+++ Records shown
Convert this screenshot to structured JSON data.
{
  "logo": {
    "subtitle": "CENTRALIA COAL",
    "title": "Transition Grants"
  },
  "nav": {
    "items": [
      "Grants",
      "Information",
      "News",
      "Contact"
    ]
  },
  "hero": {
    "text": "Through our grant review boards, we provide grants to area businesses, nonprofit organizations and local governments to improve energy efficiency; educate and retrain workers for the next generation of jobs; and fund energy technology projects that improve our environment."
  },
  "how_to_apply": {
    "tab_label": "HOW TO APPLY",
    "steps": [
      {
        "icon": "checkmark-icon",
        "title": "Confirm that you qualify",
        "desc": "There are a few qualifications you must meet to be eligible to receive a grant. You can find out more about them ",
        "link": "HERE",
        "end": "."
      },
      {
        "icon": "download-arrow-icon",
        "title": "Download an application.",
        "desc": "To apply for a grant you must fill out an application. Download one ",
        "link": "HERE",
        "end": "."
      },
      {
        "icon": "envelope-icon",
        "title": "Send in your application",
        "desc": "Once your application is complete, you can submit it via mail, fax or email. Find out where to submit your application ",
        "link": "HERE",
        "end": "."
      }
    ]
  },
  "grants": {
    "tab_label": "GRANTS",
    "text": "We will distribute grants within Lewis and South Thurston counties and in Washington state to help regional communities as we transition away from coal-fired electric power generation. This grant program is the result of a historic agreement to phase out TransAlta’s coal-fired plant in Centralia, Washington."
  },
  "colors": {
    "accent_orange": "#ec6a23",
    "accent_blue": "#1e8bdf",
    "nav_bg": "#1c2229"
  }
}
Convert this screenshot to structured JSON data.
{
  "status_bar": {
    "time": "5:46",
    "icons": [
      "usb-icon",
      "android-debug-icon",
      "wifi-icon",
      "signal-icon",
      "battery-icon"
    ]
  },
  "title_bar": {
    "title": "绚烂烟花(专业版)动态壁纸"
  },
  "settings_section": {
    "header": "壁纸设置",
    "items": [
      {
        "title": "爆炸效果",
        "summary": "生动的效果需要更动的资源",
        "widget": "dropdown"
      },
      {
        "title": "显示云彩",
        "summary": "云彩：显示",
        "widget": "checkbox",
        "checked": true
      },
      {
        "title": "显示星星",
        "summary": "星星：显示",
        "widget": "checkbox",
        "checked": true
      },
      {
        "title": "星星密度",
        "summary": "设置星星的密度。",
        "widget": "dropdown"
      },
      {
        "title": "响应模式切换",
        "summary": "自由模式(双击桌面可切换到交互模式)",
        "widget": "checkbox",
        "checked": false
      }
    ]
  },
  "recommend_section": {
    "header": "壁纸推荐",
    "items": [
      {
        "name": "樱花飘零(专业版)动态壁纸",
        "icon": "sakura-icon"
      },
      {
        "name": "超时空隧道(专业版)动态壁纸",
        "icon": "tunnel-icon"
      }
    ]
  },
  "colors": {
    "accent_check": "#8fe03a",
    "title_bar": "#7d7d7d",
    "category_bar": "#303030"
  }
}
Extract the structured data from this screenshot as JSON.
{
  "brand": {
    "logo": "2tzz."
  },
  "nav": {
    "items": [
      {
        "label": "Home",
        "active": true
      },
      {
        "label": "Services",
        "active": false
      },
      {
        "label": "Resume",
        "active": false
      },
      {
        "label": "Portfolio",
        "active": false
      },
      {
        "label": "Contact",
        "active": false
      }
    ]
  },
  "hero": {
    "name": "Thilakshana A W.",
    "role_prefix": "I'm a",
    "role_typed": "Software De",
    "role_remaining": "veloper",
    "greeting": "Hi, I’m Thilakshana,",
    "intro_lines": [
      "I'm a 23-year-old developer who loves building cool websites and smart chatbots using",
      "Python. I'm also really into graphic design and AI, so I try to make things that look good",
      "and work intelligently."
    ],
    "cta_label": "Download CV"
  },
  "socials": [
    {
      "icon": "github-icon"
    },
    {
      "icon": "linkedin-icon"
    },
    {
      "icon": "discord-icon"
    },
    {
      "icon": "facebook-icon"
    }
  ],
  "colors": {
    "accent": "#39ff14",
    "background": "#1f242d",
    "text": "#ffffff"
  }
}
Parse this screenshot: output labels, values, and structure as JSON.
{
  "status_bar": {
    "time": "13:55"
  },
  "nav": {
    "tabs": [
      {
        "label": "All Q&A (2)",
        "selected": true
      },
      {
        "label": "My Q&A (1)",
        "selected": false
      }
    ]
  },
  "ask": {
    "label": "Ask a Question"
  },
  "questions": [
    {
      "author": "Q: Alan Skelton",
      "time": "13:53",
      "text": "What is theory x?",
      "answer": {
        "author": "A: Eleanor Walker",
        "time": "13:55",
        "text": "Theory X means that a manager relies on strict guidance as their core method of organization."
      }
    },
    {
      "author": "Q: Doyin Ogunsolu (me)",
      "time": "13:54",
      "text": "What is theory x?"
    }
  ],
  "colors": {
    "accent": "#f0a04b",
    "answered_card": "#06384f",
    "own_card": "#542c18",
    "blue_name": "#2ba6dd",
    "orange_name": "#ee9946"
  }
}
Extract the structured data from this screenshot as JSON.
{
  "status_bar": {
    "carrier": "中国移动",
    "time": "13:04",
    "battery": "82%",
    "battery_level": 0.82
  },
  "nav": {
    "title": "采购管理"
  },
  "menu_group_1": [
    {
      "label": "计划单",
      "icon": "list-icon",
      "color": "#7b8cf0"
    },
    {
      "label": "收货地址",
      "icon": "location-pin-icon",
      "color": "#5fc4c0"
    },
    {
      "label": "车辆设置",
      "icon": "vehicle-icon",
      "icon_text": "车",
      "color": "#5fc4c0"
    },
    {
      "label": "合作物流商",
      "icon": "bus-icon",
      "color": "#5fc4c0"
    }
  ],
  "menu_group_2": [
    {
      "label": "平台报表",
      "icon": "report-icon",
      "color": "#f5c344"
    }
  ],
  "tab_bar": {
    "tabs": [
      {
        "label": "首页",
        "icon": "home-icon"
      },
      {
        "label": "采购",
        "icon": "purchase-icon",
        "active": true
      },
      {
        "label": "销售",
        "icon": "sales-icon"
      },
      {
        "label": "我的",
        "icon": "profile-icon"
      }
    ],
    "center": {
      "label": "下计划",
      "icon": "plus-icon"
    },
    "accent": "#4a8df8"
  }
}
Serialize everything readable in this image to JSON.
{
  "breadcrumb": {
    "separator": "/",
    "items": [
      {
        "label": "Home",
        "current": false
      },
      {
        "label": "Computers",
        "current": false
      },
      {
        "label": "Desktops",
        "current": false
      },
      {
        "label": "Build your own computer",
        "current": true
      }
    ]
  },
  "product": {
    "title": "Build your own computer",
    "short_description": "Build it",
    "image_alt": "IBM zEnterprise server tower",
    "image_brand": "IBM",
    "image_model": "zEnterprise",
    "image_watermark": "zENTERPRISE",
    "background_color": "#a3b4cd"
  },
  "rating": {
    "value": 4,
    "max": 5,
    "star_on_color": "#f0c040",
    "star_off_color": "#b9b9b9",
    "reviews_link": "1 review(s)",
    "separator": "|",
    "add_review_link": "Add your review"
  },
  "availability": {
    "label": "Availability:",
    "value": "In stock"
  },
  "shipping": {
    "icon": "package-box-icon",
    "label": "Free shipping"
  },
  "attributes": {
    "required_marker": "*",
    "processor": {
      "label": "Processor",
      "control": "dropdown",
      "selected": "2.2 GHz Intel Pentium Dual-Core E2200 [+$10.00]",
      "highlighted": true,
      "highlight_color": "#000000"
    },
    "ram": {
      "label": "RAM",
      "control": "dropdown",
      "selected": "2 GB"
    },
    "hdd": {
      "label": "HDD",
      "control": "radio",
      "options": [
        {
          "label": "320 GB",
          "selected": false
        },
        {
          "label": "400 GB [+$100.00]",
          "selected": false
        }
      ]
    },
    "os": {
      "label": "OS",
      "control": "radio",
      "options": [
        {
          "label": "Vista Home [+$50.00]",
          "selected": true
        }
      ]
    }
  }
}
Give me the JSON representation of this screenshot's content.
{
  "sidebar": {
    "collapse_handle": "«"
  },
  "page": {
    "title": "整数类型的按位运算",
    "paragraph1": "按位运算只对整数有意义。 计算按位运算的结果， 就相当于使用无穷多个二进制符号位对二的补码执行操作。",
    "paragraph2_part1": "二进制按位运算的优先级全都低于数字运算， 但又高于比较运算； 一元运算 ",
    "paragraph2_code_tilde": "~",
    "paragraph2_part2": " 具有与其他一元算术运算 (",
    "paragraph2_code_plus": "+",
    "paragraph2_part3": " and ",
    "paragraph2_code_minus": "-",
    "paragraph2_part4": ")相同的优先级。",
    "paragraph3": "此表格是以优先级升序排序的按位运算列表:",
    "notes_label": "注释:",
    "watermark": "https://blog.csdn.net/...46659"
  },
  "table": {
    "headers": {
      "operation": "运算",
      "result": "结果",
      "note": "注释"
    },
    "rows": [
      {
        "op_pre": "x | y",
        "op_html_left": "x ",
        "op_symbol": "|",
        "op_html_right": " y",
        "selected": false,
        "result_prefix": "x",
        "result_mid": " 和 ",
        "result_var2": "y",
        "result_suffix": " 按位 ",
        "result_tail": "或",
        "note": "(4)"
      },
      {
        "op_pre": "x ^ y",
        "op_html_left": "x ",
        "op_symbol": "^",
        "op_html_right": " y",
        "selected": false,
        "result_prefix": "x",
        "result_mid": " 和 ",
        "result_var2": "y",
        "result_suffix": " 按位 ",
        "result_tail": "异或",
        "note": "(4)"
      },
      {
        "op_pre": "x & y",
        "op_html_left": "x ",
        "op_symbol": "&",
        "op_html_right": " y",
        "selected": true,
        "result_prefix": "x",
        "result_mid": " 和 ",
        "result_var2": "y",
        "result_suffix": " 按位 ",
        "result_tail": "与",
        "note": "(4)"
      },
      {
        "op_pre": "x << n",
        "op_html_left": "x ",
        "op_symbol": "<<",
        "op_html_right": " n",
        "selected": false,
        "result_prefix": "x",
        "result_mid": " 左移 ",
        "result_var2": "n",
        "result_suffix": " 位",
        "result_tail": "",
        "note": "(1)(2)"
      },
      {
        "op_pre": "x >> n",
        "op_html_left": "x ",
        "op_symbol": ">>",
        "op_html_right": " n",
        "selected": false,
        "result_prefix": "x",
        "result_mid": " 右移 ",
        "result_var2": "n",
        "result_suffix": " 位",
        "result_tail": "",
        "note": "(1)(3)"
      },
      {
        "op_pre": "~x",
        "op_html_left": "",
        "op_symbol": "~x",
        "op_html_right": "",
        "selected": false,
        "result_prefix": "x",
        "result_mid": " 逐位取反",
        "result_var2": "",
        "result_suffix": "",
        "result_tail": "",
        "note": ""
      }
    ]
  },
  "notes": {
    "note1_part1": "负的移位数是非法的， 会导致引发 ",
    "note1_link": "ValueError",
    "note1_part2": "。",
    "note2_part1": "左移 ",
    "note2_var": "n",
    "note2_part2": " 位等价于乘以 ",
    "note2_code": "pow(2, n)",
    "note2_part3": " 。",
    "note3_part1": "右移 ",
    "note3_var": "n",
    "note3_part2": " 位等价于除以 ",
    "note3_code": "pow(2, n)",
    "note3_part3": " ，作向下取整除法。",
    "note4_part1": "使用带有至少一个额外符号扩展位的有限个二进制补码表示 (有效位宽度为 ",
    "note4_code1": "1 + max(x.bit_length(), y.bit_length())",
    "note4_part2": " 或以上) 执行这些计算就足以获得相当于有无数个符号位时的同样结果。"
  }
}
++++++
§ **Work instructions**: Find and copy every line in the entries above where the string "Thilakshana" occurs.

§ **In response**:
    "name": "Thilakshana A W.",
    "greeting": "Hi, I’m Thilakshana,",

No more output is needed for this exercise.